--- Task description ---
In the entries that follow, find the word "caption" and report each line it is on.

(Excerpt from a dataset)
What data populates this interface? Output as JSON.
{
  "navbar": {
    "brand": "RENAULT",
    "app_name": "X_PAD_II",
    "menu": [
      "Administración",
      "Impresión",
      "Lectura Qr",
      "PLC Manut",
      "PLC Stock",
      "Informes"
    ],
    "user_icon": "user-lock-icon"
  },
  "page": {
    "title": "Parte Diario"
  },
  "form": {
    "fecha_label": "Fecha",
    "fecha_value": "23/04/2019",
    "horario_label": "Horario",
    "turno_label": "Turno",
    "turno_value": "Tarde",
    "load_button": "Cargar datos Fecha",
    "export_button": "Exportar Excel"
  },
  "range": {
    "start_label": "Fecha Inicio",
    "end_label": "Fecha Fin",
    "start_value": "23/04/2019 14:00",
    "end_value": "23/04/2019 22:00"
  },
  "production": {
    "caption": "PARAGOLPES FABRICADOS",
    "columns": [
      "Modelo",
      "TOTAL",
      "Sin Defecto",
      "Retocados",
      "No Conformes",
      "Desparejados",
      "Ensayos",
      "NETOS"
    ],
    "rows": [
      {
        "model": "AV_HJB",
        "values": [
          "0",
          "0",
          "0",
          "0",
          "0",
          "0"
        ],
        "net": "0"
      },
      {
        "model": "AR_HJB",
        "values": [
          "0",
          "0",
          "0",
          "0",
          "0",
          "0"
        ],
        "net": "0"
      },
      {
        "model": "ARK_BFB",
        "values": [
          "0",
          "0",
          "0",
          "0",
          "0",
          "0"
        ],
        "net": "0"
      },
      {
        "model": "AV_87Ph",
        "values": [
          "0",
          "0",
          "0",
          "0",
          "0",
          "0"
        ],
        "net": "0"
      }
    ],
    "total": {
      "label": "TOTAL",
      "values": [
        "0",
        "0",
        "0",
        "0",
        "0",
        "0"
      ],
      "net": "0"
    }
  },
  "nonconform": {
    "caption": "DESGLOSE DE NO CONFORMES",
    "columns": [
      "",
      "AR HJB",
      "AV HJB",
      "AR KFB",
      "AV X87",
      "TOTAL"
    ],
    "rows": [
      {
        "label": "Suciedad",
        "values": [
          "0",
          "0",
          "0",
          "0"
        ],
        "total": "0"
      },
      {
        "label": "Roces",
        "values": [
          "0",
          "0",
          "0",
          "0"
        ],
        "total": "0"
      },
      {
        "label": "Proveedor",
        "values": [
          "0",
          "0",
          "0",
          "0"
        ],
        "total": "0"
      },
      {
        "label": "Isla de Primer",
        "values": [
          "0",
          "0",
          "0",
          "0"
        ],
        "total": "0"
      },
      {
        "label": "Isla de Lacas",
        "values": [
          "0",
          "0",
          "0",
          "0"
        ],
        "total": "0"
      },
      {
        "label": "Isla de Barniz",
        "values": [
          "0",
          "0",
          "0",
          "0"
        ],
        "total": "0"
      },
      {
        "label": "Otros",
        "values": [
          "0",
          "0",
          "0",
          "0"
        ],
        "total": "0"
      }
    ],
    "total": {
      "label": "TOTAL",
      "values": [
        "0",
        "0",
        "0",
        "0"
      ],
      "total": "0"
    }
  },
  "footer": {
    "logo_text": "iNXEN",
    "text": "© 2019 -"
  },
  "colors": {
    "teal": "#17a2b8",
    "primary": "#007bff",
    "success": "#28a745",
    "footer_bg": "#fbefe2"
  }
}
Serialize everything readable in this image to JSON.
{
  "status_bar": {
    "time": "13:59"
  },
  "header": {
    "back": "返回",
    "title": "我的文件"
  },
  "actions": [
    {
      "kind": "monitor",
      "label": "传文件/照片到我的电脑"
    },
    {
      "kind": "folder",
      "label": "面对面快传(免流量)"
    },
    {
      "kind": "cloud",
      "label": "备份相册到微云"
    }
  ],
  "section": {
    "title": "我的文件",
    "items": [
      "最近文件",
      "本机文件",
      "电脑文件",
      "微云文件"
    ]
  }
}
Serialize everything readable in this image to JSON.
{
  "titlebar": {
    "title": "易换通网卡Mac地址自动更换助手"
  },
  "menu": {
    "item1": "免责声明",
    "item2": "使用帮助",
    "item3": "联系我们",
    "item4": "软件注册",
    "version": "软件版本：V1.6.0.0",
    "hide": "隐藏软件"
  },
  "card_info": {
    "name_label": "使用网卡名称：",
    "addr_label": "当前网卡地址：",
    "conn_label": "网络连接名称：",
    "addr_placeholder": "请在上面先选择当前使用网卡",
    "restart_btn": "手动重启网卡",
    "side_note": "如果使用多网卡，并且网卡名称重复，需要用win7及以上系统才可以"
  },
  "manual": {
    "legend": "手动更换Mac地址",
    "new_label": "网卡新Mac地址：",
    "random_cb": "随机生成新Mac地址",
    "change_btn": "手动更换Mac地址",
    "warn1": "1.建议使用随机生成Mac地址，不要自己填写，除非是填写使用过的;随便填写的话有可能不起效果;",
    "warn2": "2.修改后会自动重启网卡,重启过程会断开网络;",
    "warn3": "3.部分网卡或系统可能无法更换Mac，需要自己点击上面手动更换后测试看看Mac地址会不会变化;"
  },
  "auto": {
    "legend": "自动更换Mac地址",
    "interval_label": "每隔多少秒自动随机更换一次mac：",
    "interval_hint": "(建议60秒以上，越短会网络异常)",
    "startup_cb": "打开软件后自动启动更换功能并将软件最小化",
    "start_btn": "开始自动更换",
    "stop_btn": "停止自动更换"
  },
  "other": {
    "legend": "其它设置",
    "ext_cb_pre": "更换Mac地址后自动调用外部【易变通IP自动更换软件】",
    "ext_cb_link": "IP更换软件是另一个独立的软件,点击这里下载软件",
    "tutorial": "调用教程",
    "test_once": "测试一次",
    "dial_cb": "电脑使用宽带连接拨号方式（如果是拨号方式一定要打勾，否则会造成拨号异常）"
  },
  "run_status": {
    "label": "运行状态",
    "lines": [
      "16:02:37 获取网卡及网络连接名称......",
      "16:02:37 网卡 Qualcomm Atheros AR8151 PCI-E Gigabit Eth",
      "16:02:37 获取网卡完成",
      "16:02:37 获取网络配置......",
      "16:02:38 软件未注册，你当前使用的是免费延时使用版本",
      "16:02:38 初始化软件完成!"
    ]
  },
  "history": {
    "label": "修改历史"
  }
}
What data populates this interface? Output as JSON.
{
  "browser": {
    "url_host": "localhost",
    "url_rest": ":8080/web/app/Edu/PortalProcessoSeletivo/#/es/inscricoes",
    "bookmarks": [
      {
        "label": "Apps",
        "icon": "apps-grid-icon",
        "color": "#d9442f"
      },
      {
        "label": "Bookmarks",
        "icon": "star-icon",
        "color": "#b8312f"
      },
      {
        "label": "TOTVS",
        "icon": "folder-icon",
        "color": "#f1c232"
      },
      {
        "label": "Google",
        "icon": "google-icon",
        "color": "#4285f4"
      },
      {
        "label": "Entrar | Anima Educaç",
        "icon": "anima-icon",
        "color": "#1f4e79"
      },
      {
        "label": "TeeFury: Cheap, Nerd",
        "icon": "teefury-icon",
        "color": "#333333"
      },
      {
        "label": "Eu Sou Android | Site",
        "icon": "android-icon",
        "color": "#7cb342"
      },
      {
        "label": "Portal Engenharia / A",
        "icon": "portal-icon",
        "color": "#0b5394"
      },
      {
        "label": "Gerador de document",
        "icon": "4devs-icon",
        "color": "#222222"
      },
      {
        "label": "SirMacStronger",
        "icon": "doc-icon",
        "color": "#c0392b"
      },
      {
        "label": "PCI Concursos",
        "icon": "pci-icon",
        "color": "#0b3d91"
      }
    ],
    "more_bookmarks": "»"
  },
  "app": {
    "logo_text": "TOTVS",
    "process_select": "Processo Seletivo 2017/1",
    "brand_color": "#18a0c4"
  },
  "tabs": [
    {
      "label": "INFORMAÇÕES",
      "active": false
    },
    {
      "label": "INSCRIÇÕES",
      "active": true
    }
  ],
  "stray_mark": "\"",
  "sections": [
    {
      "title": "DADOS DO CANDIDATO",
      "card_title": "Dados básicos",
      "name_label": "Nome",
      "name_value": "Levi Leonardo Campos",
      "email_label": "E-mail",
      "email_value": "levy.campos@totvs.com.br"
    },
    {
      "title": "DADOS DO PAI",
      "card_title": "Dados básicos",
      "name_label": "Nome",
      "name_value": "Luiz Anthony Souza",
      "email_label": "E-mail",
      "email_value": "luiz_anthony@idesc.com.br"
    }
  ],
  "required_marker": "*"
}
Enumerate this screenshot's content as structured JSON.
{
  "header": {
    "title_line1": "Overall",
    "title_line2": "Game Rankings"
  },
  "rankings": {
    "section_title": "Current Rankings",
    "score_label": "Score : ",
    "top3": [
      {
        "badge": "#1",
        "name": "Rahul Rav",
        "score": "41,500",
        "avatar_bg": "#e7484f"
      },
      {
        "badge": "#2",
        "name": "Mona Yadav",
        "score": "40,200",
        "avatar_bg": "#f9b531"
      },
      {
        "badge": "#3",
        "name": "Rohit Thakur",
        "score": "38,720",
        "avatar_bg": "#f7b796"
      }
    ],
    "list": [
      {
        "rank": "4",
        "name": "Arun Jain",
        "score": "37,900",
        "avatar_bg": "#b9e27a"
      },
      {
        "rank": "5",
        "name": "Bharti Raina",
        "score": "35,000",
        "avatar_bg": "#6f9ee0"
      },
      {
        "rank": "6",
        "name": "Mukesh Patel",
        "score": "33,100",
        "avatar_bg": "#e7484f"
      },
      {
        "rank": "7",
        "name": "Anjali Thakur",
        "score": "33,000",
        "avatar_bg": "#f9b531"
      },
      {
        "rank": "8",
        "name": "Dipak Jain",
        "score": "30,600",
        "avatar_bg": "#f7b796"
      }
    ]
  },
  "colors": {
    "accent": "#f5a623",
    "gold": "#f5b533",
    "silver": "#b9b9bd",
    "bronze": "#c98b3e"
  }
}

--- Answer to the task ---
    "caption": "PARAGOLPES FABRICADOS",
    "caption": "DESGLOSE DE NO CONFORMES",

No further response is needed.